** Start of Task input **

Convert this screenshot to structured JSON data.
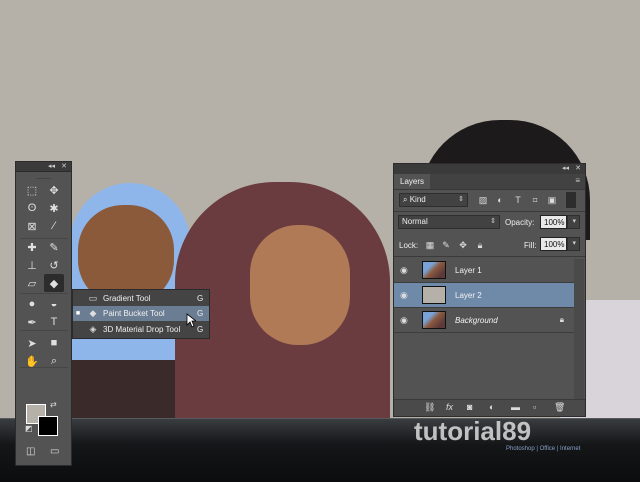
{
  "tools_panel": {
    "collapse_glyph": "◂◂",
    "close_glyph": "✕",
    "tools": [
      {
        "name": "rect-marquee-icon",
        "glyph": "⬚"
      },
      {
        "name": "move-icon",
        "glyph": "✥"
      },
      {
        "name": "lasso-icon",
        "glyph": "ʘ"
      },
      {
        "name": "magic-wand-icon",
        "glyph": "✱"
      },
      {
        "name": "crop-icon",
        "glyph": "⊠"
      },
      {
        "name": "eyedropper-icon",
        "glyph": "⁄"
      },
      {
        "name": "spot-healing-icon",
        "glyph": "✚"
      },
      {
        "name": "brush-icon",
        "glyph": "✎"
      },
      {
        "name": "clone-stamp-icon",
        "glyph": "⊥"
      },
      {
        "name": "history-brush-icon",
        "glyph": "↺"
      },
      {
        "name": "eraser-icon",
        "glyph": "▱"
      },
      {
        "name": "paint-bucket-icon",
        "glyph": "◆"
      },
      {
        "name": "blur-icon",
        "glyph": "●"
      },
      {
        "name": "dodge-icon",
        "glyph": "◒"
      },
      {
        "name": "pen-icon",
        "glyph": "✒"
      },
      {
        "name": "type-icon",
        "glyph": "T"
      },
      {
        "name": "path-selection-icon",
        "glyph": "➤"
      },
      {
        "name": "rectangle-shape-icon",
        "glyph": "■"
      },
      {
        "name": "hand-icon",
        "glyph": "✋"
      },
      {
        "name": "zoom-icon",
        "glyph": "⌕"
      }
    ],
    "foreground_color": "#b5b1a8",
    "background_color": "#000000",
    "quick_mask_glyph": "◫",
    "screen_mode_glyph": "▭"
  },
  "flyout": {
    "items": [
      {
        "label": "Gradient Tool",
        "key": "G",
        "icon": "gradient-icon",
        "glyph": "▭",
        "bullet": ""
      },
      {
        "label": "Paint Bucket Tool",
        "key": "G",
        "icon": "paint-bucket-icon",
        "glyph": "◆",
        "bullet": "■"
      },
      {
        "label": "3D Material Drop Tool",
        "key": "G",
        "icon": "3d-material-drop-icon",
        "glyph": "◈",
        "bullet": ""
      }
    ]
  },
  "layers_panel": {
    "tab_label": "Layers",
    "collapse_glyph": "◂◂",
    "close_glyph": "✕",
    "menu_glyph": "≡",
    "filter_kind": "Kind",
    "filter_prefix": "⌕",
    "blend_mode": "Normal",
    "opacity_label": "Opacity:",
    "opacity_value": "100%",
    "lock_label": "Lock:",
    "fill_label": "Fill:",
    "fill_value": "100%",
    "layers": [
      {
        "name": "Layer 1",
        "italic": false,
        "selected": false,
        "thumb": "photo",
        "locked": false
      },
      {
        "name": "Layer 2",
        "italic": false,
        "selected": true,
        "thumb": "#b5b1a8",
        "locked": false
      },
      {
        "name": "Background",
        "italic": true,
        "selected": false,
        "thumb": "photo",
        "locked": true
      }
    ],
    "footer_icons": [
      "link-icon",
      "fx-icon",
      "mask-icon",
      "adjustment-icon",
      "folder-icon",
      "new-layer-icon",
      "trash-icon"
    ]
  },
  "watermark": {
    "text": "tutorial89",
    "tagline": "Photoshop | Office | Internet"
  }
}
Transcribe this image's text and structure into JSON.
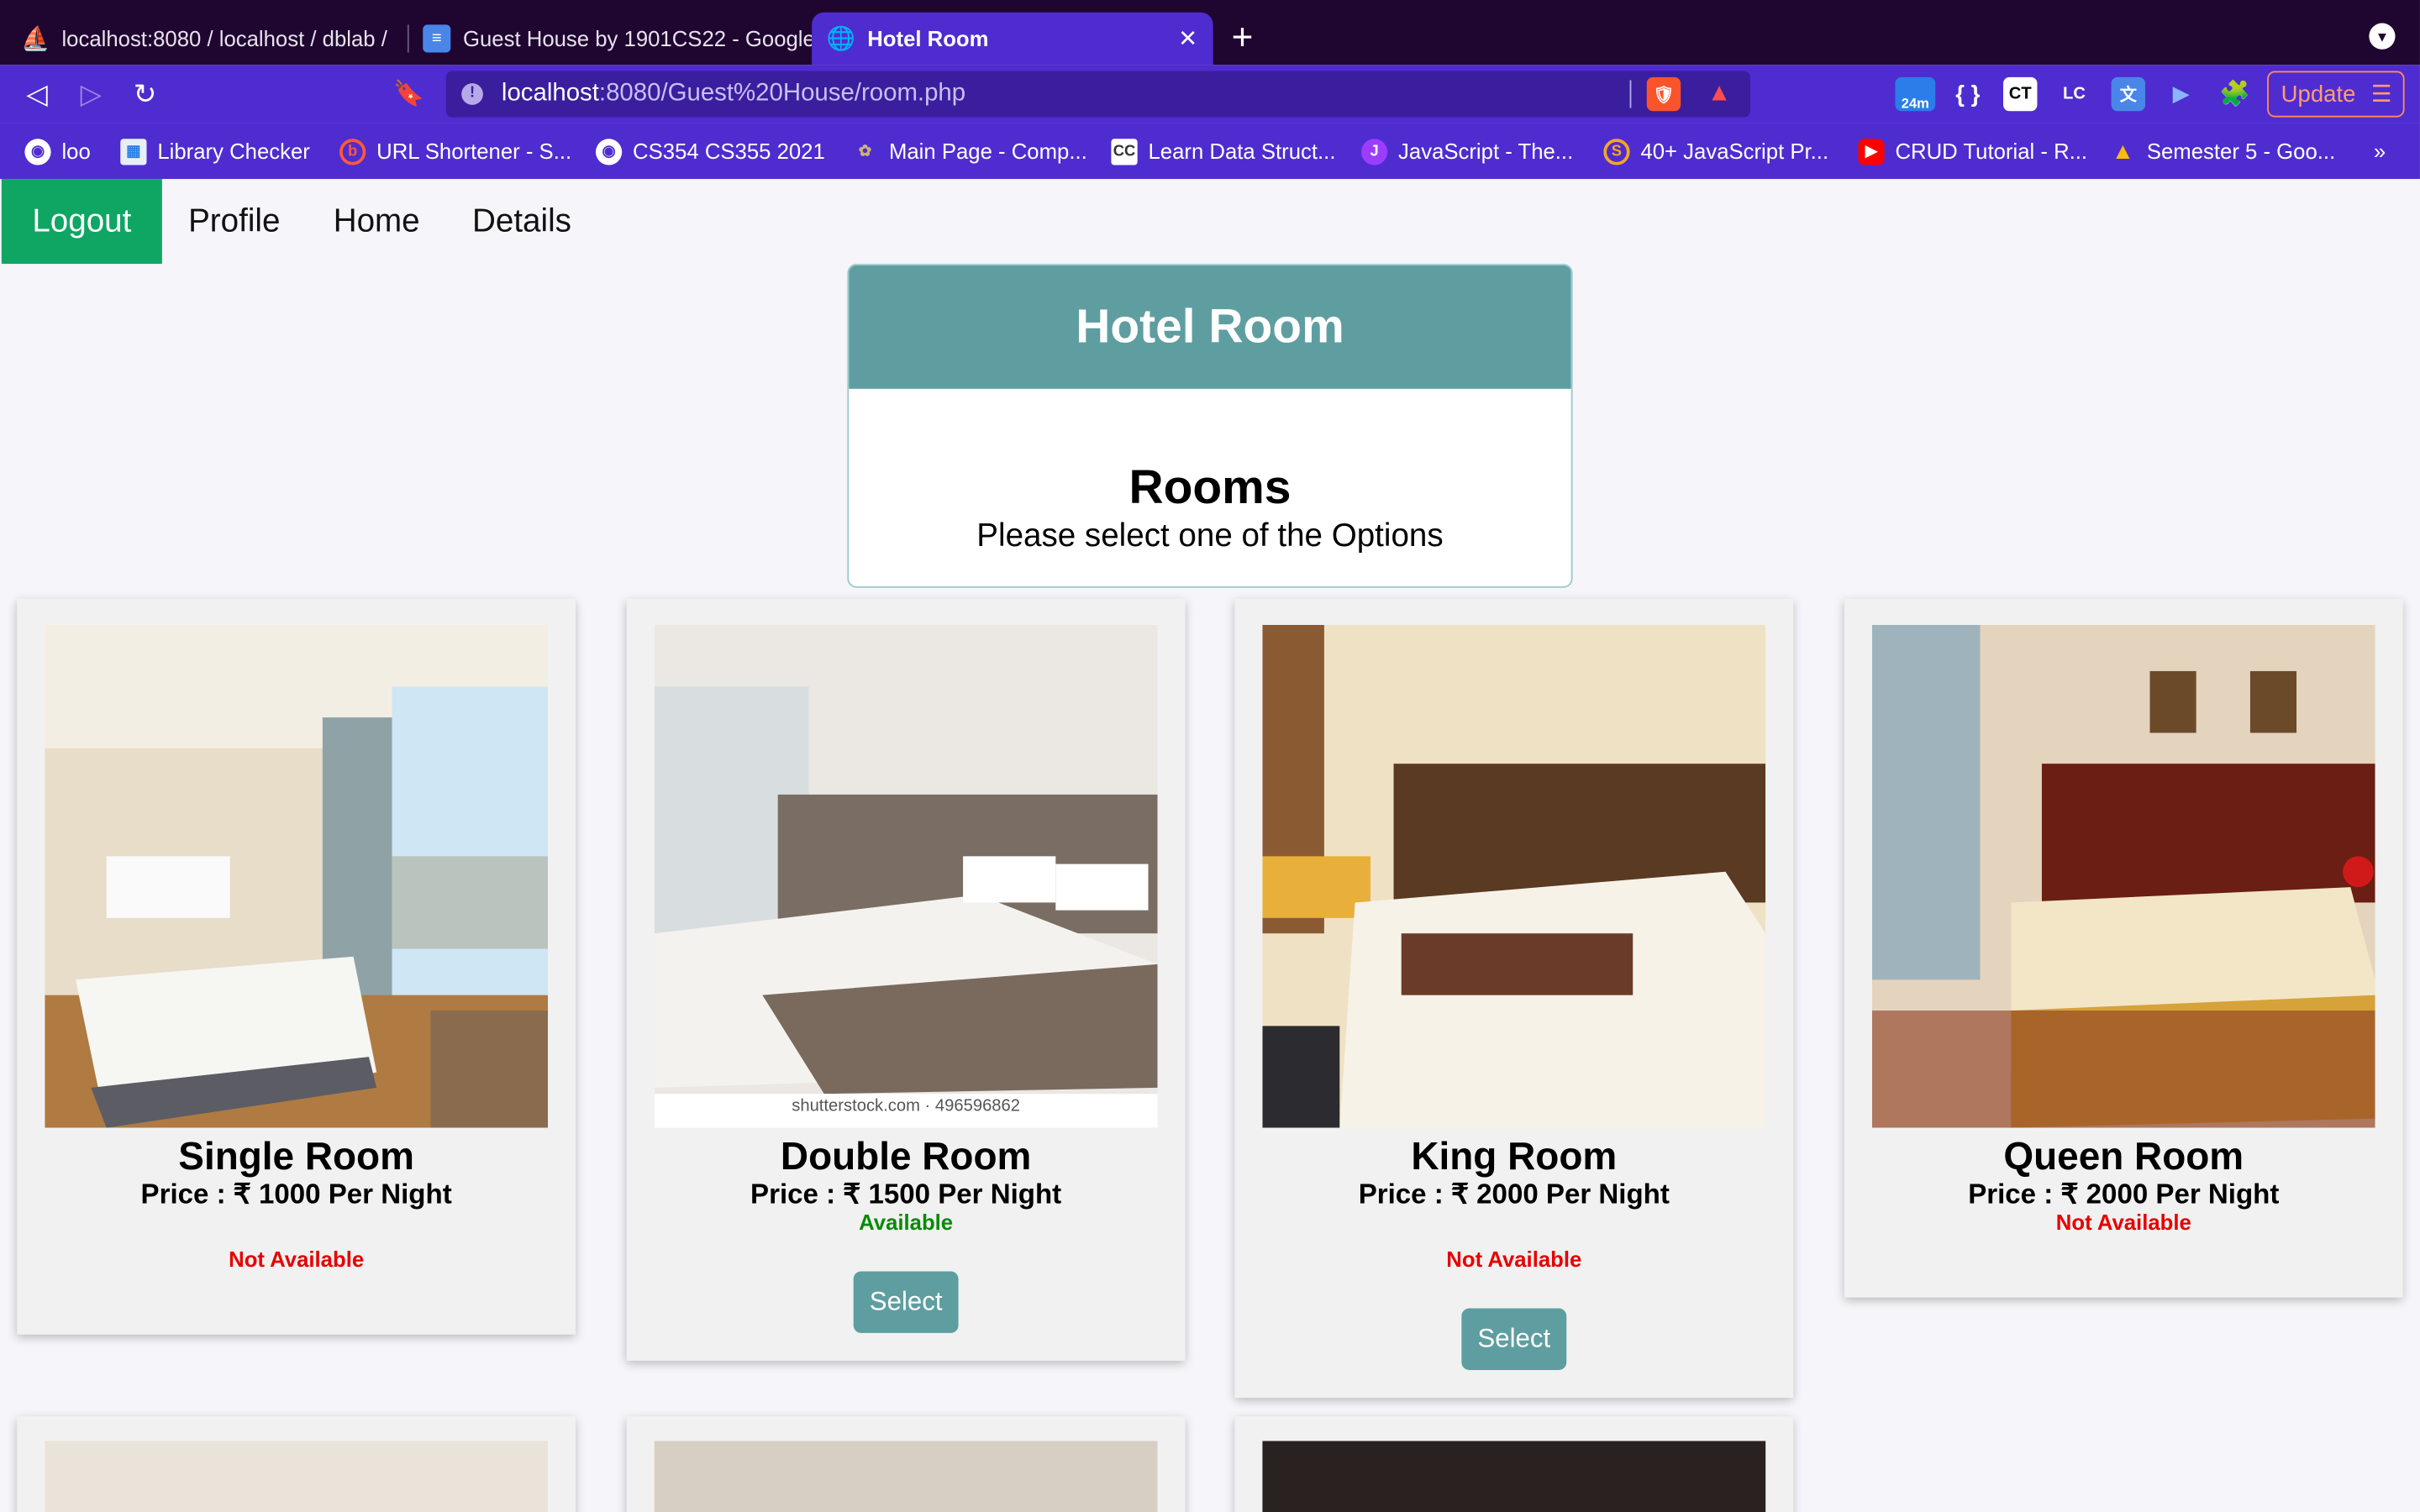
{
  "browser": {
    "tabs": [
      {
        "label": "localhost:8080 / localhost / dblab /",
        "active": false
      },
      {
        "label": "Guest House by 1901CS22 - Google",
        "active": false
      },
      {
        "label": "Hotel Room",
        "active": true
      }
    ],
    "url_host": "localhost",
    "url_rest": ":8080/Guest%20House/room.php",
    "extensions": {
      "badge": "24m",
      "ct": "CT",
      "lc": "LC"
    },
    "update_label": "Update",
    "bookmarks": [
      {
        "label": "loo"
      },
      {
        "label": "Library Checker"
      },
      {
        "label": "URL Shortener - S..."
      },
      {
        "label": "CS354 CS355 2021"
      },
      {
        "label": "Main Page - Comp..."
      },
      {
        "label": "Learn Data Struct..."
      },
      {
        "label": "JavaScript - The..."
      },
      {
        "label": "40+ JavaScript Pr..."
      },
      {
        "label": "CRUD Tutorial - R..."
      },
      {
        "label": "Semester 5 - Goo..."
      }
    ],
    "more_bookmarks": "»"
  },
  "nav": {
    "logout": "Logout",
    "profile": "Profile",
    "home": "Home",
    "details": "Details"
  },
  "header": {
    "title": "Hotel Room",
    "heading": "Rooms",
    "subtitle": "Please select one of the Options"
  },
  "rooms": [
    {
      "name": "Single Room",
      "price": "Price : ₹ 1000 Per Night",
      "status": "Not Available",
      "status_color": "#e60000",
      "button": ""
    },
    {
      "name": "Double Room",
      "price": "Price : ₹ 1500 Per Night",
      "status": "Available",
      "status_color": "#0a8a0a",
      "button": "Select",
      "watermark": "shutterstock.com · 496596862"
    },
    {
      "name": "King Room",
      "price": "Price : ₹ 2000 Per Night",
      "status": "Not Available",
      "status_color": "#e60000",
      "button": "Select"
    },
    {
      "name": "Queen Room",
      "price": "Price : ₹ 2000 Per Night",
      "status": "Not Available",
      "status_color": "#e60000",
      "button": ""
    }
  ],
  "colors": {
    "accent": "#5f9ea0",
    "logout": "#0fa664",
    "browser": "#4f2ccf"
  }
}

** End of Task input **

● **The exercise**: Copy each line of the records that contains the word "text".

● **Result for this exercise**:
    "text": "tutorial89",
Transcribe this image's text and structure into JSON.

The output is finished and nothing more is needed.